Data entries:
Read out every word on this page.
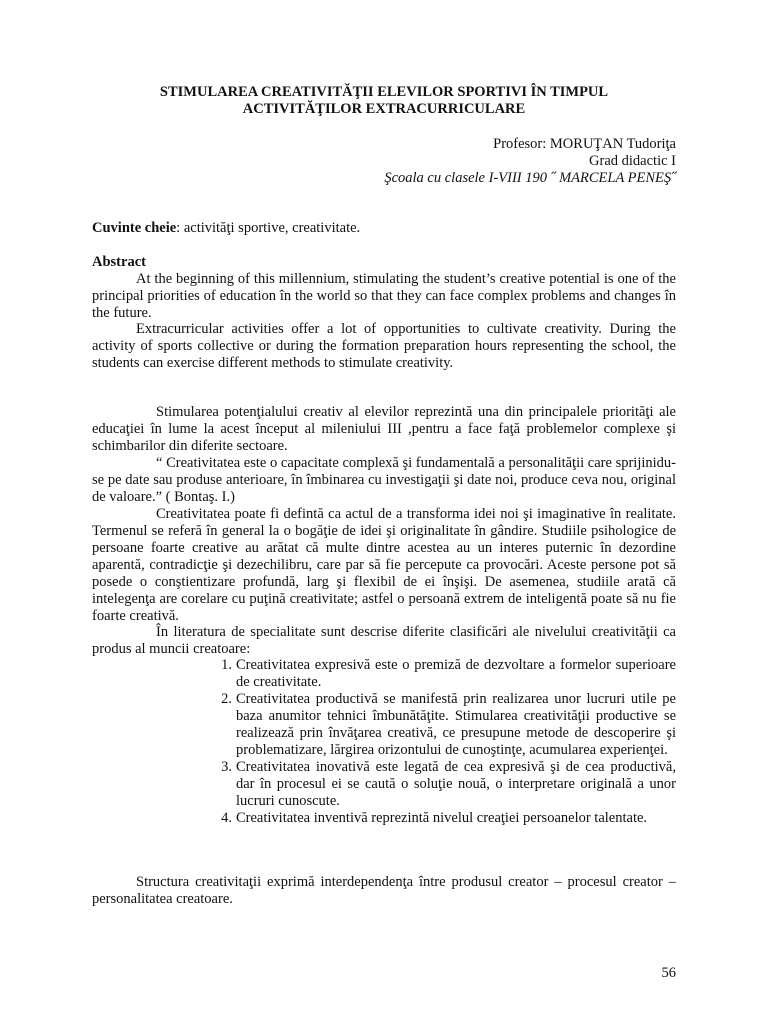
STIMULAREA CREATIVITĂŢII ELEVILOR SPORTIVI ÎN TIMPUL
ACTIVITĂŢILOR EXTRACURRICULARE
Profesor: MORUŢAN Tudoriţa
Grad didactic I
Şcoala cu clasele I-VIII 190 ˝ MARCELA PENEŞ˝
Cuvinte cheie: activităţi sportive, creativitate.
Abstract
At the beginning of this millennium, stimulating the student’s creative potential is one of the principal priorities of education în the world so that they can face complex problems and changes în the future.
Extracurricular activities offer a lot of opportunities to cultivate creativity. During the activity of sports collective or during the formation preparation hours representing the school, the students can exercise different methods to stimulate creativity.
Stimularea potenţialului creativ al elevilor reprezintă una din principalele priorităţi ale educaţiei în lume la acest început al mileniului III ,pentru a face faţă problemelor complexe şi schimbarilor din diferite sectoare.
“ Creativitatea este o capacitate complexă şi fundamentală a personalităţii care sprijinidu-se pe date sau produse anterioare, în îmbinarea cu investigaţii şi date noi, produce ceva nou, original de valoare.” ( Bontaş. I.)
Creativitatea poate fi defintă ca actul de a transforma idei noi şi imaginative în realitate. Termenul se referă în general la o bogăţie de idei şi originalitate în gândire. Studiile psihologice de persoane foarte creative au arătat că multe dintre acestea au un interes puternic în dezordine aparentă, contradicţie şi dezechilibru, care par să fie percepute ca provocări. Aceste persone pot să posede o conştientizare profundă, larg şi flexibil de ei înşişi. De asemenea, studiile arată că intelegenţa are corelare cu puţină creativitate; astfel o persoană extrem de inteligentă poate să nu fie foarte creativă.
În literatura de specialitate sunt descrise diferite clasificări ale nivelului creativităţii ca produs al muncii creatoare:
1. Creativitatea expresivă este o premiză de dezvoltare a formelor superioare de creativitate.
2. Creativitatea productivă se manifestă prin realizarea unor lucruri utile pe baza anumitor tehnici îmbunătăţite. Stimularea creativităţii productive se realizează prin învăţarea creativă, ce presupune metode de descoperire şi problematizare, lărgirea orizontului de cunoştinţe, acumularea experienţei.
3. Creativitatea inovativă este legată de cea expresivă şi de cea productivă, dar în procesul ei se caută o soluţie nouă, o interpretare originală a unor lucruri cunoscute.
4. Creativitatea inventivă reprezintă nivelul creaţiei persoanelor talentate.
Structura creativitaţii exprimă interdependenţa între produsul creator – procesul creator – personalitatea creatoare.
56
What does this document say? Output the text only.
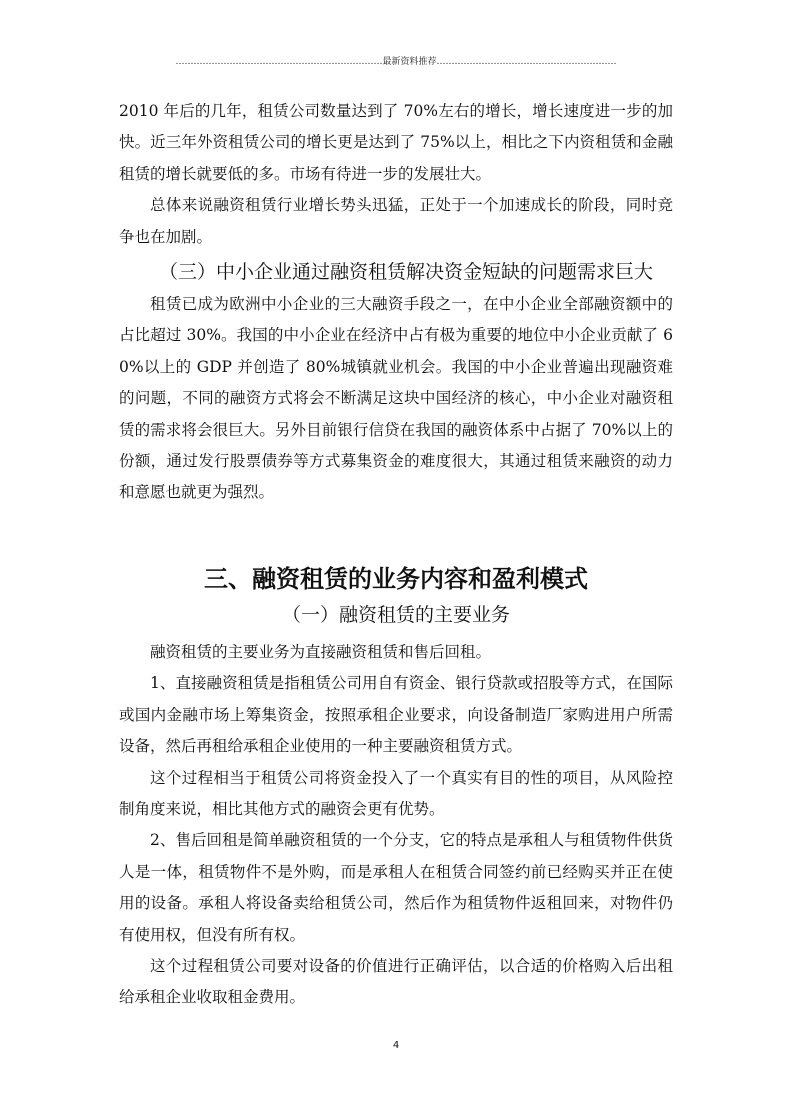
……………………………………………………………最新资料推荐……………………………………………………

2010 年后的几年，租赁公司数量达到了 70%左右的增长，增长速度进一步的加快。近三年外资租赁公司的增长更是达到了 75%以上，相比之下内资租赁和金融租赁的增长就要低的多。市场有待进一步的发展壮大。

总体来说融资租赁行业增长势头迅猛，正处于一个加速成长的阶段，同时竞争也在加剧。

（三）中小企业通过融资租赁解决资金短缺的问题需求巨大

租赁已成为欧洲中小企业的三大融资手段之一，在中小企业全部融资额中的占比超过 30%。我国的中小企业在经济中占有极为重要的地位中小企业贡献了 60%以上的 GDP 并创造了 80%城镇就业机会。我国的中小企业普遍出现融资难的问题，不同的融资方式将会不断满足这块中国经济的核心，中小企业对融资租赁的需求将会很巨大。另外目前银行信贷在我国的融资体系中占据了 70%以上的份额，通过发行股票债券等方式募集资金的难度很大，其通过租赁来融资的动力和意愿也就更为强烈。

三、融资租赁的业务内容和盈利模式

（一）融资租赁的主要业务

融资租赁的主要业务为直接融资租赁和售后回租。

1、直接融资租赁是指租赁公司用自有资金、银行贷款或招股等方式，在国际或国内金融市场上筹集资金，按照承租企业要求，向设备制造厂家购进用户所需设备，然后再租给承租企业使用的一种主要融资租赁方式。

这个过程相当于租赁公司将资金投入了一个真实有目的性的项目，从风险控制角度来说，相比其他方式的融资会更有优势。

2、售后回租是简单融资租赁的一个分支，它的特点是承租人与租赁物件供货人是一体，租赁物件不是外购，而是承租人在租赁合同签约前已经购买并正在使用的设备。承租人将设备卖给租赁公司，然后作为租赁物件返租回来，对物件仍有使用权，但没有所有权。

这个过程租赁公司要对设备的价值进行正确评估，以合适的价格购入后出租给承租企业收取租金费用。

4
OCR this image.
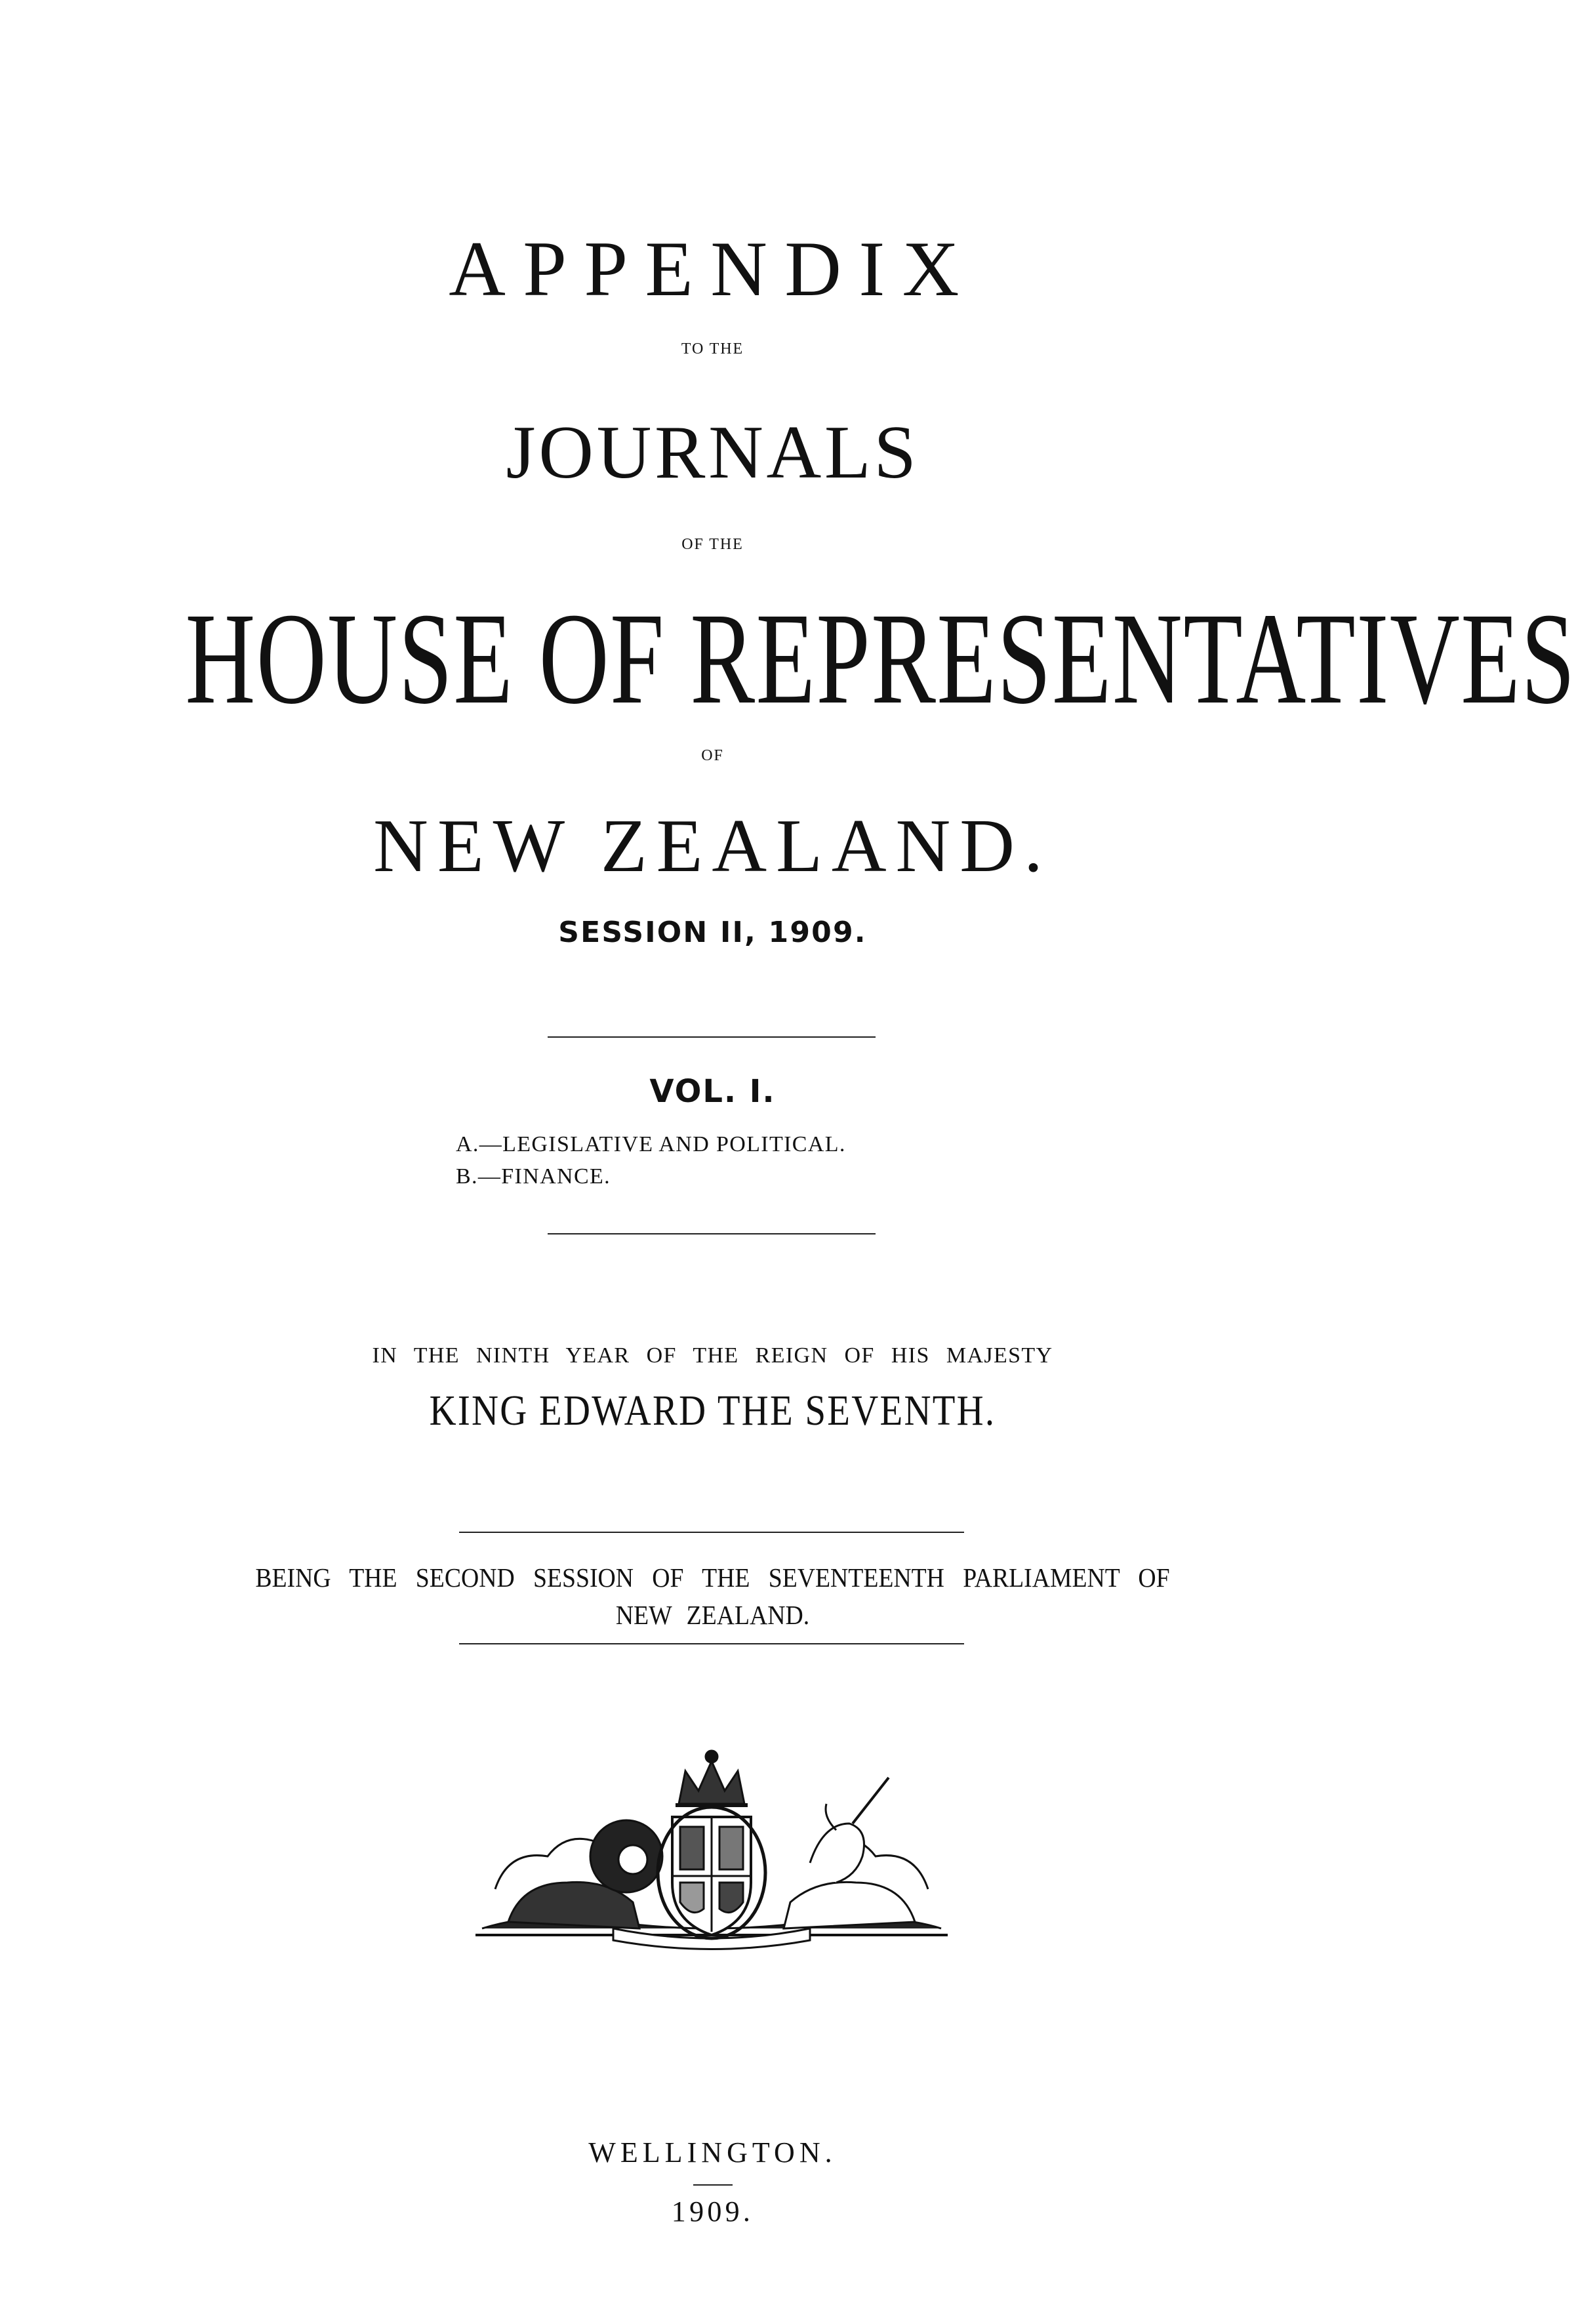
APPENDIX
TO THE
JOURNALS
OF THE
HOUSE OF REPRESENTATIVES
OF
NEW ZEALAND.
SESSION II, 1909.
VOL. I.
A.—LEGISLATIVE AND POLITICAL.
B.—FINANCE.
IN THE NINTH YEAR OF THE REIGN OF HIS MAJESTY
KING EDWARD THE SEVENTH.
BEING THE SECOND SESSION OF THE SEVENTEENTH PARLIAMENT OF
NEW ZEALAND.
WELLINGTON.
1909.
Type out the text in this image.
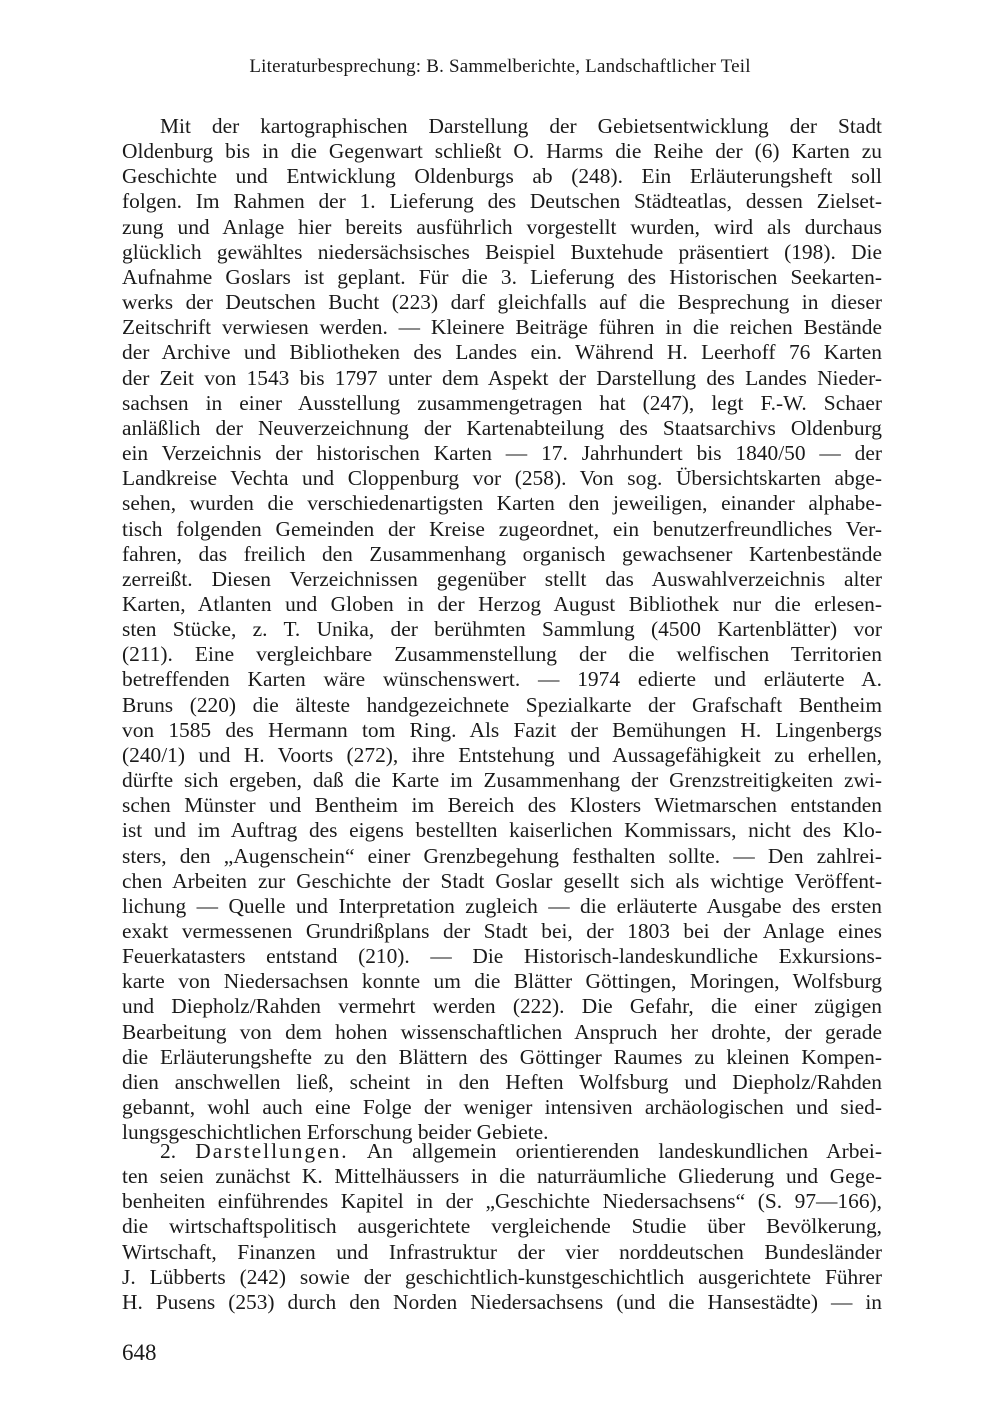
Literaturbesprechung: B. Sammelberichte, Landschaftlicher Teil
Mit der kartographischen Darstellung der Gebietsentwicklung der Stadt
Oldenburg bis in die Gegenwart schließt O. Harms die Reihe der (6) Karten zu
Geschichte und Entwicklung Oldenburgs ab (248). Ein Erläuterungsheft soll
folgen. Im Rahmen der 1. Lieferung des Deutschen Städteatlas, dessen Zielset-
zung und Anlage hier bereits ausführlich vorgestellt wurden, wird als durchaus
glücklich gewähltes niedersächsisches Beispiel Buxtehude präsentiert (198). Die
Aufnahme Goslars ist geplant. Für die 3. Lieferung des Historischen Seekarten-
werks der Deutschen Bucht (223) darf gleichfalls auf die Besprechung in dieser
Zeitschrift verwiesen werden. — Kleinere Beiträge führen in die reichen Bestände
der Archive und Bibliotheken des Landes ein. Während H. Leerhoff 76 Karten
der Zeit von 1543 bis 1797 unter dem Aspekt der Darstellung des Landes Nieder-
sachsen in einer Ausstellung zusammengetragen hat (247), legt F.-W. Schaer
anläßlich der Neuverzeichnung der Kartenabteilung des Staatsarchivs Oldenburg
ein Verzeichnis der historischen Karten — 17. Jahrhundert bis 1840/50 — der
Landkreise Vechta und Cloppenburg vor (258). Von sog. Übersichtskarten abge-
sehen, wurden die verschiedenartigsten Karten den jeweiligen, einander alphabe-
tisch folgenden Gemeinden der Kreise zugeordnet, ein benutzerfreundliches Ver-
fahren, das freilich den Zusammenhang organisch gewachsener Kartenbestände
zerreißt. Diesen Verzeichnissen gegenüber stellt das Auswahlverzeichnis alter
Karten, Atlanten und Globen in der Herzog August Bibliothek nur die erlesen-
sten Stücke, z. T. Unika, der berühmten Sammlung (4500 Kartenblätter) vor
(211). Eine vergleichbare Zusammenstellung der die welfischen Territorien
betreffenden Karten wäre wünschenswert. — 1974 edierte und erläuterte A.
Bruns (220) die älteste handgezeichnete Spezialkarte der Grafschaft Bentheim
von 1585 des Hermann tom Ring. Als Fazit der Bemühungen H. Lingenbergs
(240/1) und H. Voorts (272), ihre Entstehung und Aussagefähigkeit zu erhellen,
dürfte sich ergeben, daß die Karte im Zusammenhang der Grenzstreitigkeiten zwi-
schen Münster und Bentheim im Bereich des Klosters Wietmarschen entstanden
ist und im Auftrag des eigens bestellten kaiserlichen Kommissars, nicht des Klo-
sters, den „Augenschein“ einer Grenzbegehung festhalten sollte. — Den zahlrei-
chen Arbeiten zur Geschichte der Stadt Goslar gesellt sich als wichtige Veröffent-
lichung — Quelle und Interpretation zugleich — die erläuterte Ausgabe des ersten
exakt vermessenen Grundrißplans der Stadt bei, der 1803 bei der Anlage eines
Feuerkatasters entstand (210). — Die Historisch-landeskundliche Exkursions-
karte von Niedersachsen konnte um die Blätter Göttingen, Moringen, Wolfsburg
und Diepholz/Rahden vermehrt werden (222). Die Gefahr, die einer zügigen
Bearbeitung von dem hohen wissenschaftlichen Anspruch her drohte, der gerade
die Erläuterungshefte zu den Blättern des Göttinger Raumes zu kleinen Kompen-
dien anschwellen ließ, scheint in den Heften Wolfsburg und Diepholz/Rahden
gebannt, wohl auch eine Folge der weniger intensiven archäologischen und sied-
lungsgeschichtlichen Erforschung beider Gebiete.
2. Darstellungen. An allgemein orientierenden landeskundlichen Arbei-
ten seien zunächst K. Mittelhäussers in die naturräumliche Gliederung und Gege-
benheiten einführendes Kapitel in der „Geschichte Niedersachsens“ (S. 97—166),
die wirtschaftspolitisch ausgerichtete vergleichende Studie über Bevölkerung,
Wirtschaft, Finanzen und Infrastruktur der vier norddeutschen Bundesländer
J. Lübberts (242) sowie der geschichtlich-kunstgeschichtlich ausgerichtete Führer
H. Pusens (253) durch den Norden Niedersachsens (und die Hansestädte) — in
648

▶ [Instructions to follow]
Write down the number of lines where the word "SESSION" appears, and nothing further.

▶ [Written answer]
2